EXTRACTED RECORDS —
• • • • •

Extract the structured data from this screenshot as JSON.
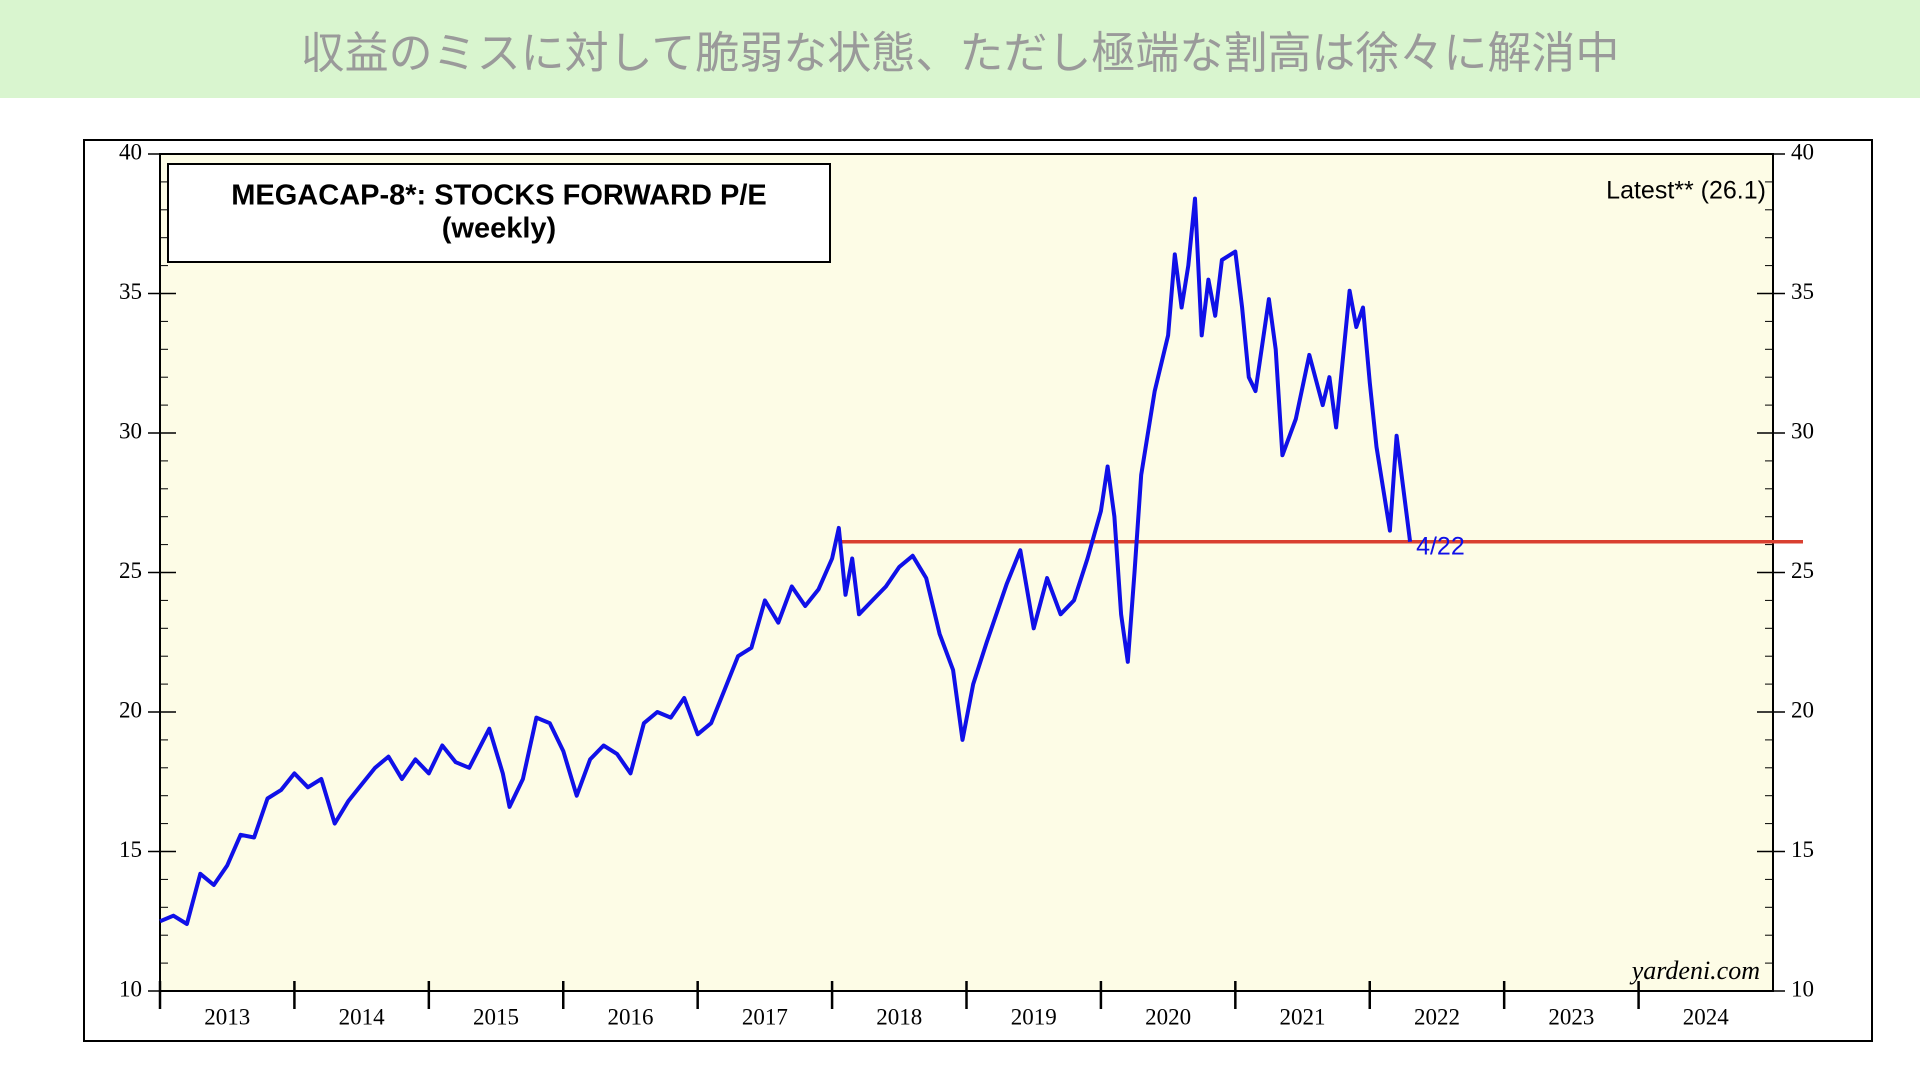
{
  "header": {
    "title": "収益のミスに対して脆弱な状態、ただし極端な割高は徐々に解消中"
  },
  "chart_data": {
    "type": "line",
    "title": "MEGACAP-8*: STOCKS FORWARD P/E",
    "subtitle": "(weekly)",
    "annotations": {
      "latest": "Latest** (26.1)",
      "date": "4/22",
      "source": "yardeni.com"
    },
    "xlim": [
      2013,
      2025
    ],
    "xticks": [
      2013,
      2014,
      2015,
      2016,
      2017,
      2018,
      2019,
      2020,
      2021,
      2022,
      2023,
      2024
    ],
    "ylim": [
      10,
      40
    ],
    "yticks": [
      10,
      15,
      20,
      25,
      30,
      35,
      40
    ],
    "reference_line": {
      "value": 26.1,
      "x_start": 2018.05,
      "color": "#d94030"
    },
    "series": [
      {
        "name": "Forward P/E",
        "color": "#1010e8",
        "x": [
          2013.0,
          2013.1,
          2013.2,
          2013.3,
          2013.4,
          2013.5,
          2013.6,
          2013.7,
          2013.8,
          2013.9,
          2014.0,
          2014.1,
          2014.2,
          2014.3,
          2014.4,
          2014.5,
          2014.6,
          2014.7,
          2014.8,
          2014.9,
          2015.0,
          2015.1,
          2015.2,
          2015.3,
          2015.45,
          2015.55,
          2015.6,
          2015.7,
          2015.8,
          2015.9,
          2016.0,
          2016.1,
          2016.2,
          2016.3,
          2016.4,
          2016.5,
          2016.6,
          2016.7,
          2016.8,
          2016.9,
          2017.0,
          2017.1,
          2017.2,
          2017.3,
          2017.4,
          2017.5,
          2017.6,
          2017.7,
          2017.8,
          2017.9,
          2018.0,
          2018.05,
          2018.1,
          2018.15,
          2018.2,
          2018.3,
          2018.4,
          2018.5,
          2018.6,
          2018.7,
          2018.8,
          2018.9,
          2018.97,
          2019.05,
          2019.15,
          2019.3,
          2019.4,
          2019.5,
          2019.6,
          2019.7,
          2019.8,
          2019.9,
          2020.0,
          2020.05,
          2020.1,
          2020.15,
          2020.2,
          2020.25,
          2020.3,
          2020.4,
          2020.5,
          2020.55,
          2020.6,
          2020.65,
          2020.7,
          2020.75,
          2020.8,
          2020.85,
          2020.9,
          2021.0,
          2021.05,
          2021.1,
          2021.15,
          2021.25,
          2021.3,
          2021.35,
          2021.45,
          2021.55,
          2021.65,
          2021.7,
          2021.75,
          2021.85,
          2021.9,
          2021.95,
          2022.0,
          2022.05,
          2022.1,
          2022.15,
          2022.2,
          2022.3
        ],
        "values": [
          12.5,
          12.7,
          12.4,
          14.2,
          13.8,
          14.5,
          15.6,
          15.5,
          16.9,
          17.2,
          17.8,
          17.3,
          17.6,
          16.0,
          16.8,
          17.4,
          18.0,
          18.4,
          17.6,
          18.3,
          17.8,
          18.8,
          18.2,
          18.0,
          19.4,
          17.8,
          16.6,
          17.6,
          19.8,
          19.6,
          18.6,
          17.0,
          18.3,
          18.8,
          18.5,
          17.8,
          19.6,
          20.0,
          19.8,
          20.5,
          19.2,
          19.6,
          20.8,
          22.0,
          22.3,
          24.0,
          23.2,
          24.5,
          23.8,
          24.4,
          25.5,
          26.6,
          24.2,
          25.5,
          23.5,
          24.0,
          24.5,
          25.2,
          25.6,
          24.8,
          22.8,
          21.5,
          19.0,
          21.0,
          22.5,
          24.6,
          25.8,
          23.0,
          24.8,
          23.5,
          24.0,
          25.5,
          27.2,
          28.8,
          27.0,
          23.5,
          21.8,
          25.0,
          28.5,
          31.5,
          33.5,
          36.4,
          34.5,
          36.0,
          38.4,
          33.5,
          35.5,
          34.2,
          36.2,
          36.5,
          34.5,
          32.0,
          31.5,
          34.8,
          33.0,
          29.2,
          30.5,
          32.8,
          31.0,
          32.0,
          30.2,
          35.1,
          33.8,
          34.5,
          31.8,
          29.5,
          28.0,
          26.5,
          29.9,
          26.1
        ]
      }
    ]
  }
}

• • • • •

GIVEN INSTRUCTION —
Transcribe the entries above verbatim, omitting their pictures.

ANSWER TO THE EXERCISE —
Extract the structured data from this screenshot as JSON.
{
  "header": {
    "title": "収益のミスに対して脆弱な状態、ただし極端な割高は徐々に解消中"
  },
  "chart_data": {
    "type": "line",
    "title": "MEGACAP-8*: STOCKS FORWARD P/E",
    "subtitle": "(weekly)",
    "annotations": {
      "latest": "Latest** (26.1)",
      "date": "4/22",
      "source": "yardeni.com"
    },
    "xlim": [
      2013,
      2025
    ],
    "xticks": [
      2013,
      2014,
      2015,
      2016,
      2017,
      2018,
      2019,
      2020,
      2021,
      2022,
      2023,
      2024
    ],
    "ylim": [
      10,
      40
    ],
    "yticks": [
      10,
      15,
      20,
      25,
      30,
      35,
      40
    ],
    "reference_line": {
      "value": 26.1,
      "x_start": 2018.05,
      "color": "#d94030"
    },
    "series": [
      {
        "name": "Forward P/E",
        "color": "#1010e8",
        "x": [
          2013.0,
          2013.1,
          2013.2,
          2013.3,
          2013.4,
          2013.5,
          2013.6,
          2013.7,
          2013.8,
          2013.9,
          2014.0,
          2014.1,
          2014.2,
          2014.3,
          2014.4,
          2014.5,
          2014.6,
          2014.7,
          2014.8,
          2014.9,
          2015.0,
          2015.1,
          2015.2,
          2015.3,
          2015.45,
          2015.55,
          2015.6,
          2015.7,
          2015.8,
          2015.9,
          2016.0,
          2016.1,
          2016.2,
          2016.3,
          2016.4,
          2016.5,
          2016.6,
          2016.7,
          2016.8,
          2016.9,
          2017.0,
          2017.1,
          2017.2,
          2017.3,
          2017.4,
          2017.5,
          2017.6,
          2017.7,
          2017.8,
          2017.9,
          2018.0,
          2018.05,
          2018.1,
          2018.15,
          2018.2,
          2018.3,
          2018.4,
          2018.5,
          2018.6,
          2018.7,
          2018.8,
          2018.9,
          2018.97,
          2019.05,
          2019.15,
          2019.3,
          2019.4,
          2019.5,
          2019.6,
          2019.7,
          2019.8,
          2019.9,
          2020.0,
          2020.05,
          2020.1,
          2020.15,
          2020.2,
          2020.25,
          2020.3,
          2020.4,
          2020.5,
          2020.55,
          2020.6,
          2020.65,
          2020.7,
          2020.75,
          2020.8,
          2020.85,
          2020.9,
          2021.0,
          2021.05,
          2021.1,
          2021.15,
          2021.25,
          2021.3,
          2021.35,
          2021.45,
          2021.55,
          2021.65,
          2021.7,
          2021.75,
          2021.85,
          2021.9,
          2021.95,
          2022.0,
          2022.05,
          2022.1,
          2022.15,
          2022.2,
          2022.3
        ],
        "values": [
          12.5,
          12.7,
          12.4,
          14.2,
          13.8,
          14.5,
          15.6,
          15.5,
          16.9,
          17.2,
          17.8,
          17.3,
          17.6,
          16.0,
          16.8,
          17.4,
          18.0,
          18.4,
          17.6,
          18.3,
          17.8,
          18.8,
          18.2,
          18.0,
          19.4,
          17.8,
          16.6,
          17.6,
          19.8,
          19.6,
          18.6,
          17.0,
          18.3,
          18.8,
          18.5,
          17.8,
          19.6,
          20.0,
          19.8,
          20.5,
          19.2,
          19.6,
          20.8,
          22.0,
          22.3,
          24.0,
          23.2,
          24.5,
          23.8,
          24.4,
          25.5,
          26.6,
          24.2,
          25.5,
          23.5,
          24.0,
          24.5,
          25.2,
          25.6,
          24.8,
          22.8,
          21.5,
          19.0,
          21.0,
          22.5,
          24.6,
          25.8,
          23.0,
          24.8,
          23.5,
          24.0,
          25.5,
          27.2,
          28.8,
          27.0,
          23.5,
          21.8,
          25.0,
          28.5,
          31.5,
          33.5,
          36.4,
          34.5,
          36.0,
          38.4,
          33.5,
          35.5,
          34.2,
          36.2,
          36.5,
          34.5,
          32.0,
          31.5,
          34.8,
          33.0,
          29.2,
          30.5,
          32.8,
          31.0,
          32.0,
          30.2,
          35.1,
          33.8,
          34.5,
          31.8,
          29.5,
          28.0,
          26.5,
          29.9,
          26.1
        ]
      }
    ]
  }
}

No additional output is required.